(Records from a dataset)
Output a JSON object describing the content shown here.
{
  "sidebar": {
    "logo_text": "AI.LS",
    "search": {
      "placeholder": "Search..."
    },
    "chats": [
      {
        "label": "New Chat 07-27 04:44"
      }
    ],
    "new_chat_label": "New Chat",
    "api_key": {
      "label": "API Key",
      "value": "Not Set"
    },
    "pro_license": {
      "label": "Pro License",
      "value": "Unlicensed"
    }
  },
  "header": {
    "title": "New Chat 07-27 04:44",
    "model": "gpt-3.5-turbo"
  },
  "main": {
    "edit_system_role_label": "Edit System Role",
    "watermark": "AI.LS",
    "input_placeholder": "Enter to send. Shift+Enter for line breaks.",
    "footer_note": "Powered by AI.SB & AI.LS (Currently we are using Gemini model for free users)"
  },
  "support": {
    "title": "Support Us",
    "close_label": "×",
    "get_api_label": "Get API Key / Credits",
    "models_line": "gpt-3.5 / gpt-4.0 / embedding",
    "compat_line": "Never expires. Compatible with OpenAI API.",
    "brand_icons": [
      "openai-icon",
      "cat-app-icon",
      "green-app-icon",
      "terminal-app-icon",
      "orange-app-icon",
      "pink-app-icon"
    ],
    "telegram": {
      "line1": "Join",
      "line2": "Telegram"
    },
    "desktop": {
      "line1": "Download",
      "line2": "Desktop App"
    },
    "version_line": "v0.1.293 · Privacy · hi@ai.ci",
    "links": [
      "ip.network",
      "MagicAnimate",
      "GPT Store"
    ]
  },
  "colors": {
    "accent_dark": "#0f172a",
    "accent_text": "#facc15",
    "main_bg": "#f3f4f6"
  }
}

◆ TASK DESCRIPTION ◆
Find every line with the word "title" and state how many there are, with no other words.

◆ FINAL ANSWER ◆
2